>>>

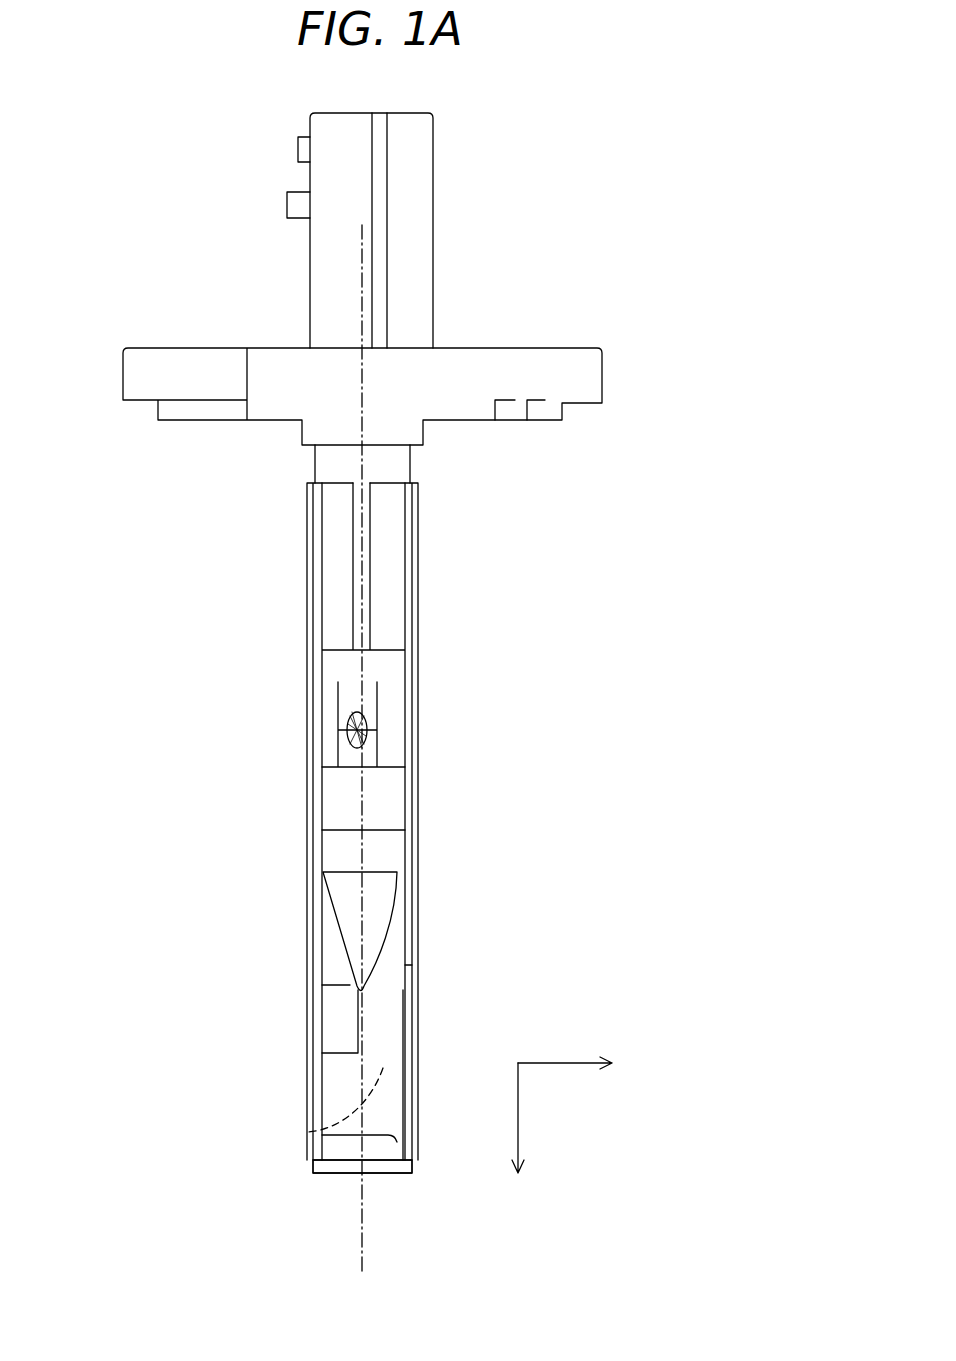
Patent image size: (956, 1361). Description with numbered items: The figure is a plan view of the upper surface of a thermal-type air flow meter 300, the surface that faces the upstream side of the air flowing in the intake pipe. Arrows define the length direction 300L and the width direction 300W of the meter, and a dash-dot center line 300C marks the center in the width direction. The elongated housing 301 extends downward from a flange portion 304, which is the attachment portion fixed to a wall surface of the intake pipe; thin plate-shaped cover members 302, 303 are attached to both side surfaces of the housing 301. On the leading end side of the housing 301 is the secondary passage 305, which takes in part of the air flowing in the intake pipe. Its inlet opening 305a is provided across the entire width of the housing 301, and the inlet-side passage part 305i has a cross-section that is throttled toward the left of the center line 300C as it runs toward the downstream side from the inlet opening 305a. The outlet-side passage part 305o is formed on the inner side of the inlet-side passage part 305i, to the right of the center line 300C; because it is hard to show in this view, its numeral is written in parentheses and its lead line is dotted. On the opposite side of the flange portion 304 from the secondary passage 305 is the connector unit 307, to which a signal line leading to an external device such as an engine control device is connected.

The thermal-type air flow meter 300 is at (574, 156).
The center line 300C is at (365, 1245).
The width direction 300W is at (575, 1063).
The length direction 300L is at (518, 1145).
The housing 301 is at (337, 1175).
The cover member 302 is at (307, 855).
The cover member 303 is at (418, 858).
The flange portion 304 is at (577, 377).
The secondary passage 305 is at (216, 1028).
The inlet-side passage part 305i is at (342, 1032).
The inlet opening 305a is at (340, 1088).
The outlet-side passage part 305o is at (307, 1132).
The connector unit 307 is at (413, 235).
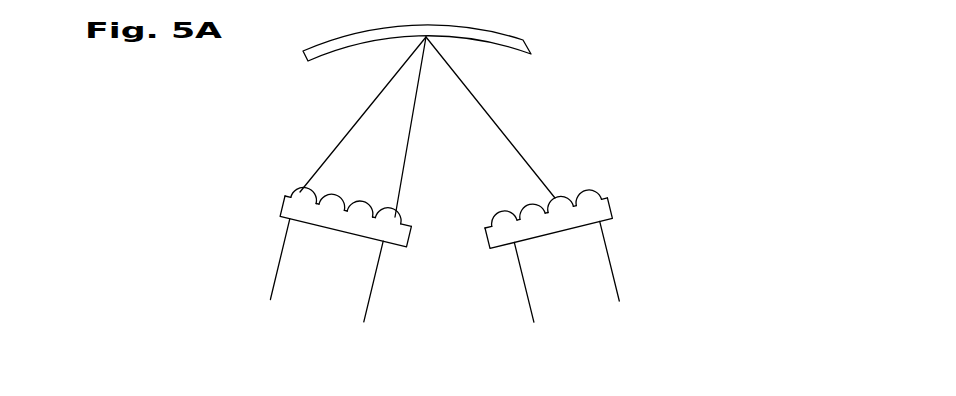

<<<

- GOAL OF THE EXERCISE
Report each line of the entries above that contains the word "direction", copying the line in full.

- SOLUTION FOR THIS PROBLEM
Patent image size: (956, 1361). Description with numbered items: The figure is a plan view of the upper surface of a thermal-type air flow meter 300, the surface that faces the upstream side of the air flowing in the intake pipe. Arrows define the length direction 300L and the width direction 300W of the meter, and a dash-dot center line 300C marks the center in the width direction. The elongated housing 301 extends downward from a flange portion 304, which is the attachment portion fixed to a wall surface of the intake pipe; thin plate-shaped cover members 302, 303 are attached to both side surfaces of the housing 301. On the leading end side of the housing 301 is the secondary passage 305, which takes in part of the air flowing in the intake pipe. Its inlet opening 305a is provided across the entire width of the housing 301, and the inlet-side passage part 305i has a cross-section that is throttled toward the left of the center line 300C as it runs toward the downstream side from the inlet opening 305a. The outlet-side passage part 305o is formed on the inner side of the inlet-side passage part 305i, to the right of the center line 300C; because it is hard to show in this view, its numeral is written in parentheses and its lead line is dotted. On the opposite side of the flange portion 304 from the secondary passage 305 is the connector unit 307, to which a signal line leading to an external device such as an engine control device is connected.
The width direction 300W is at (575, 1063).
The length direction 300L is at (518, 1145).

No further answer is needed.